SET TASK: Repeat what the lines below say, word for word, and skip every image.

MATERIAL SHOWN:
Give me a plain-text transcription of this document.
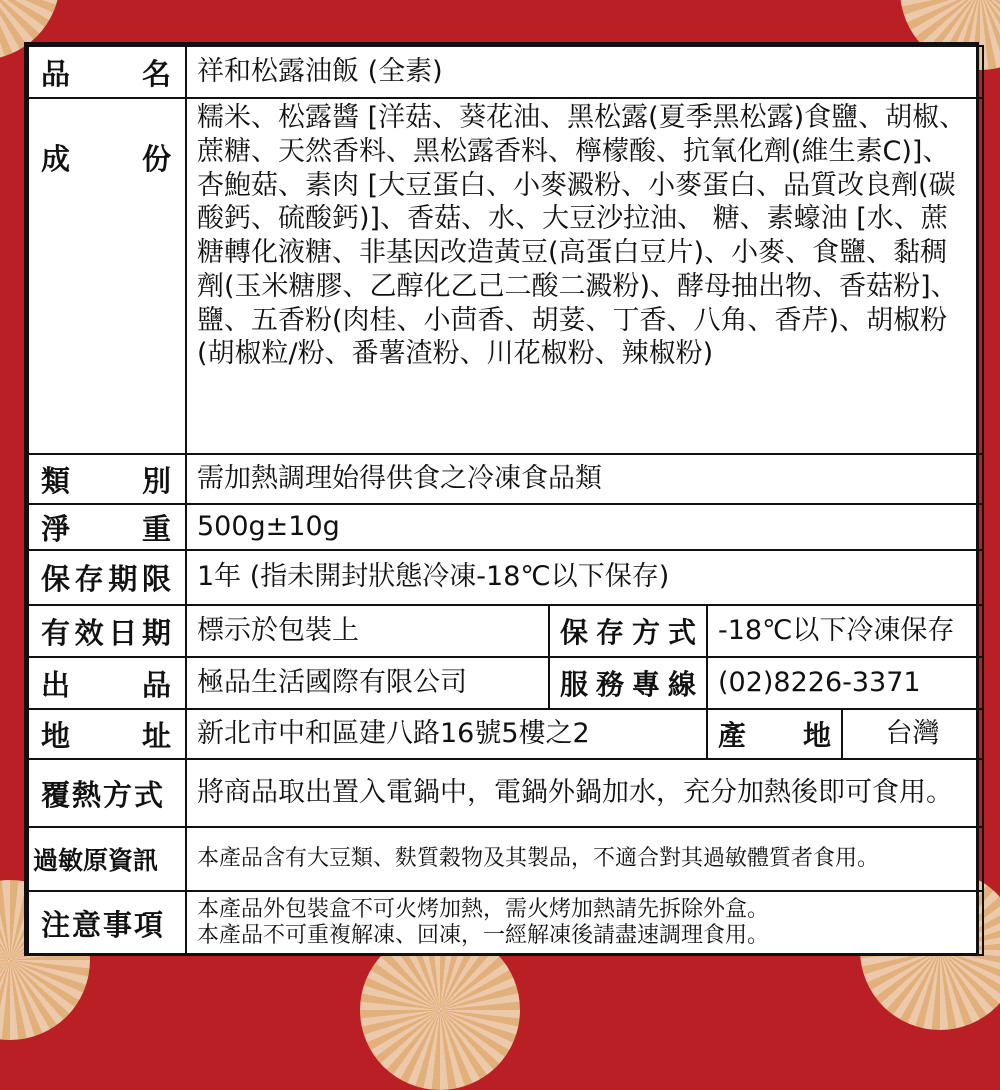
品名	祥和松露油飯 (全素)			
成份	糯米、松露醬 [洋菇、葵花油、黑松露(夏季黑松露)食鹽、胡椒、蔗糖、天然香料、黑松露香料、檸檬酸、抗氧化劑(維生素C)]、杏鮑菇、素肉 [大豆蛋白、小麥澱粉、小麥蛋白、品質改良劑(碳酸鈣、硫酸鈣)]、香菇、水、大豆沙拉油、 糖、素蠔油 [水、蔗糖轉化液糖、非基因改造黃豆(高蛋白豆片)、小麥、食鹽、黏稠劑(玉米糖膠、乙醇化乙己二酸二澱粉)、酵母抽出物、香菇粉]、鹽、五香粉(肉桂、小茴香、胡荽、丁香、八角、香芹)、胡椒粉(胡椒粒/粉、番薯渣粉、川花椒粉、辣椒粉)			
類別	需加熱調理始得供食之冷凍食品類			
淨重	500g±10g			
保存期限	1年 (指未開封狀態冷凍-18℃以下保存)			
有效日期	標示於包裝上	保存方式	-18℃以下冷凍保存	
出品	極品生活國際有限公司	服務專線	(02)8226-3371	
地址	新北市中和區建八路16號5樓之2		產地	台灣
覆熱方式	將商品取出置入電鍋中，電鍋外鍋加水，充分加熱後即可食用。			
過敏原資訊	本產品含有大豆類、麩質穀物及其製品，不適合對其過敏體質者食用。			
注意事項	本產品外包裝盒不可火烤加熱，需火烤加熱請先拆除外盒。
本產品不可重複解凍、回凍，一經解凍後請盡速調理食用。			
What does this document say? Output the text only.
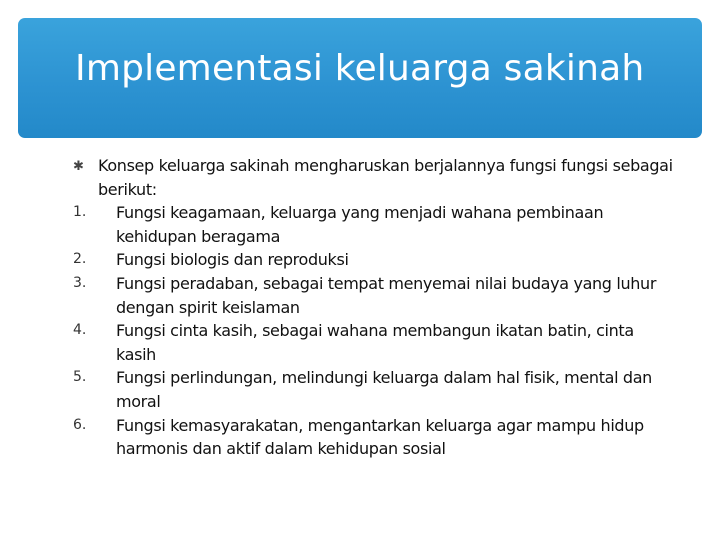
Implementasi keluarga sakinah
✱ Konsep keluarga sakinah mengharuskan berjalannya fungsi fungsi sebagai berikut:
1.	Fungsi keagamaan, keluarga yang menjadi wahana pembinaan kehidupan beragama
2.	Fungsi biologis dan reproduksi
3.	Fungsi peradaban, sebagai tempat menyemai nilai budaya yang luhur dengan spirit keislaman
4.	Fungsi cinta kasih, sebagai wahana membangun ikatan batin, cinta kasih
5.	Fungsi perlindungan, melindungi keluarga dalam hal fisik, mental dan moral
6.	Fungsi kemasyarakatan, mengantarkan keluarga agar mampu hidup harmonis dan aktif dalam kehidupan sosial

TASK SOLUTION:
Give me a plain-text transcription of this document.
品名	祥和松露油飯 (全素)			
成份	糯米、松露醬 [洋菇、葵花油、黑松露(夏季黑松露)食鹽、胡椒、蔗糖、天然香料、黑松露香料、檸檬酸、抗氧化劑(維生素C)]、杏鮑菇、素肉 [大豆蛋白、小麥澱粉、小麥蛋白、品質改良劑(碳酸鈣、硫酸鈣)]、香菇、水、大豆沙拉油、 糖、素蠔油 [水、蔗糖轉化液糖、非基因改造黃豆(高蛋白豆片)、小麥、食鹽、黏稠劑(玉米糖膠、乙醇化乙己二酸二澱粉)、酵母抽出物、香菇粉]、鹽、五香粉(肉桂、小茴香、胡荽、丁香、八角、香芹)、胡椒粉(胡椒粒/粉、番薯渣粉、川花椒粉、辣椒粉)			
類別	需加熱調理始得供食之冷凍食品類			
淨重	500g±10g			
保存期限	1年 (指未開封狀態冷凍-18℃以下保存)			
有效日期	標示於包裝上	保存方式	-18℃以下冷凍保存	
出品	極品生活國際有限公司	服務專線	(02)8226-3371	
地址	新北市中和區建八路16號5樓之2		產地	台灣
覆熱方式	將商品取出置入電鍋中，電鍋外鍋加水，充分加熱後即可食用。			
過敏原資訊	本產品含有大豆類、麩質穀物及其製品，不適合對其過敏體質者食用。			
注意事項	本產品外包裝盒不可火烤加熱，需火烤加熱請先拆除外盒。
本產品不可重複解凍、回凍，一經解凍後請盡速調理食用。			
What does this document say? Output the text only.
Implementasi keluarga sakinah
✱ Konsep keluarga sakinah mengharuskan berjalannya fungsi fungsi sebagai berikut:
1.	Fungsi keagamaan, keluarga yang menjadi wahana pembinaan kehidupan beragama
2.	Fungsi biologis dan reproduksi
3.	Fungsi peradaban, sebagai tempat menyemai nilai budaya yang luhur dengan spirit keislaman
4.	Fungsi cinta kasih, sebagai wahana membangun ikatan batin, cinta kasih
5.	Fungsi perlindungan, melindungi keluarga dalam hal fisik, mental dan moral
6.	Fungsi kemasyarakatan, mengantarkan keluarga agar mampu hidup harmonis dan aktif dalam kehidupan sosial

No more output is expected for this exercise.